## OBJECTIVE
Copy out the listing exactly.

====== MATERIAL PROVIDED ======

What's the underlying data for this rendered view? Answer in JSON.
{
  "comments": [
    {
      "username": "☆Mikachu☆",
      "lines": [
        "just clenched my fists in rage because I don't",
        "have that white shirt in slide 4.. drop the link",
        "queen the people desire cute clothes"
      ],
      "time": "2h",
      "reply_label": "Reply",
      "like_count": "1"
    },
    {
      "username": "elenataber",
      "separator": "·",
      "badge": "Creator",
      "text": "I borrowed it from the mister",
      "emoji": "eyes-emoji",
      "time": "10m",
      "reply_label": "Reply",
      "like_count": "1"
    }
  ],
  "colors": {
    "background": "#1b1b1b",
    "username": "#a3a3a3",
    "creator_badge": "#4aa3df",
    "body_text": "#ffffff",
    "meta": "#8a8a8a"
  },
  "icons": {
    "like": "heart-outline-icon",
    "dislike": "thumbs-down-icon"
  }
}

======

## EXPECTED ANSWER
What's the underlying data for this rendered view? Answer in JSON.
{
  "comments": [
    {
      "username": "☆Mikachu☆",
      "lines": [
        "just clenched my fists in rage because I don't",
        "have that white shirt in slide 4.. drop the link",
        "queen the people desire cute clothes"
      ],
      "time": "2h",
      "reply_label": "Reply",
      "like_count": "1"
    },
    {
      "username": "elenataber",
      "separator": "·",
      "badge": "Creator",
      "text": "I borrowed it from the mister",
      "emoji": "eyes-emoji",
      "time": "10m",
      "reply_label": "Reply",
      "like_count": "1"
    }
  ],
  "colors": {
    "background": "#1b1b1b",
    "username": "#a3a3a3",
    "creator_badge": "#4aa3df",
    "body_text": "#ffffff",
    "meta": "#8a8a8a"
  },
  "icons": {
    "like": "heart-outline-icon",
    "dislike": "thumbs-down-icon"
  }
}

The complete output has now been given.